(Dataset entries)
◆ ◆ ◆

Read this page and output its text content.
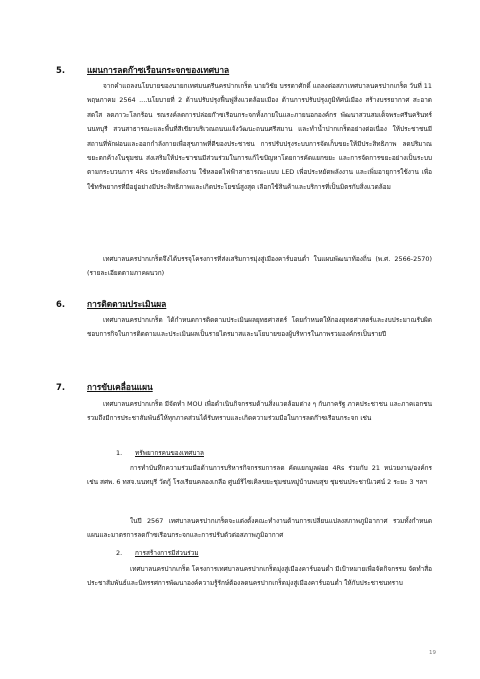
5.	แผนการลดก๊าซเรือนกระจกของเทศบาล
จากคำแถลงนโยบายของนายกเทศมนตรีนครปากเกร็ด นายวิชัย บรรดาศักดิ์ แถลงต่อสภาเทศบาลนครปากเกร็ด วันที่ 11 พฤษภาคม 2564 ....นโยบายที่ 2 ด้านปรับปรุงฟื้นฟูสิ่งแวดล้อมเมือง ด้านการปรับปรุงภูมิทัศน์เมือง สร้างบรรยากาศ สะอาด สดใส ลดภาวะโลกร้อน รณรงค์ลดการปล่อยก๊าซเรือนกระจกทั้งภายในและภายนอกองค์กร พัฒนาสวนสมเด็จพระศรีนครินทร์ นนทบุรี สวนสาธารณะและพื้นที่สีเขียวบริเวณถนนแจ้งวัฒนะถนนศรีสมาน และทำน้ำปากเกร็ดอย่างต่อเนื่อง ให้ประชาชนมีสถานที่พักผ่อนและออกกำลังกายเพื่อสุขภาพที่ดีของประชาชน การปรับปรุงระบบการจัดเก็บขยะให้มีประสิทธิภาพ ลดปริมาณขยะตกค้างในชุมชน ส่งเสริมให้ประชาชนมีส่วนร่วมในการแก้ไขปัญหาโดยการคัดแยกขยะ และการจัดการขยะอย่างเป็นระบบตามกระบวนการ 4Rs ประหยัดพลังงาน ใช้หลอดไฟฟ้าสาธารณะแบบ LED เพื่อประหยัดพลังงาน และเพิ่มอายุการใช้งาน เพื่อใช้ทรัพยากรที่มีอยู่อย่างมีประสิทธิภาพและเกิดประโยชน์สูงสุด เลือกใช้สินค้าและบริการที่เป็นมิตรกับสิ่งแวดล้อม
เทศบาลนครปากเกร็ดจึงได้บรรจุโครงการที่ส่งเสริมการมุ่งสู่เมืองคาร์บอนต่ำ ในแผนพัฒนาท้องถิ่น (พ.ศ. 2566-2570) (รายละเอียดตามภาคผนวก)
6.	การติดตามประเมินผล
เทศบาลนครปากเกร็ด ได้กำหนดการติดตามประเมินผลยุทธศาสตร์ โดยกำหนดให้กองยุทธศาสตร์และงบประมาณรับผิดชอบการกิจในการติดตามและประเมินผลเป็นรายไตรมาสและนโยบายของผู้บริหารในภาพรวมองค์กรเป็นรายปี
7.	การขับเคลื่อนแผน
เทศบาลนครปากเกร็ด มีจัดทำ MOU เพื่อดำเนินกิจกรรมด้านสิ่งแวดล้อมต่าง ๆ กับภาครัฐ ภาคประชาชน และภาคเอกชน รวมถึงมีการประชาสัมพันธ์ให้ทุกภาคส่วนได้รับทราบและเกิดความร่วมมือในการลดก๊าซเรือนกระจก เช่น
1. ทรัพยากรคนของเทศบาล
การทำบันทึกความร่วมมือด้านการบริหารกิจกรรมการลด คัดแยกมูลฝอย 4Rs ร่วมกับ 21 หน่วยงาน/องค์กร เช่น สศพ. 6 ทสจ.นนทบุรี วัดกู้ โรงเรียนคลองเกลือ ศูนย์ริไซเคิลขยะชุมชนหมู่บ้านพบสุข ชุมชนประชานิเวศน์ 2 ระยะ 3 ฯลฯ
ในปี 2567 เทศบาลนครปากเกร็ดจะแต่งตั้งคณะทำงานด้านการเปลี่ยนแปลงสภาพภูมิอากาศ รวมทั้งกำหนดแผนและมาตรการลดก๊าซเรือนกระจกและการปรับตัวต่อสภาพภูมิอากาศ
2. การสร้างการมีส่วนร่วม
เทศบาลนครปากเกร็ด โครงการเทศบาลนครปากเกร็ดมุ่งสู่เมืองคาร์บอนต่ำ มีเป้าหมายเพื่อจัดกิจกรรม จัดทำสื่อประชาสัมพันธ์และนิทรรศการพัฒนาองค์ความรู้รักษ์ต้องลดนครปากเกร็ดมุ่งสู่เมืองคาร์บอนต่ำ ให้กับประชาชนทราบ
19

◆ ◆ ◆

**What to work on:** Find the string "ดตามประเม" in the entries above and return each line that holds it.

**Solution:**
6.	การติดตามประเมินผล
เทศบาลนครปากเกร็ด ได้กำหนดการติดตามประเมินผลยุทธศาสตร์ โดยกำหนดให้กองยุทธศาสตร์และงบประมาณรับผิดชอบการกิจในการติดตามและประเมินผลเป็นรายไตรมาสและนโยบายของผู้บริหารในภาพรวมองค์กรเป็นรายปี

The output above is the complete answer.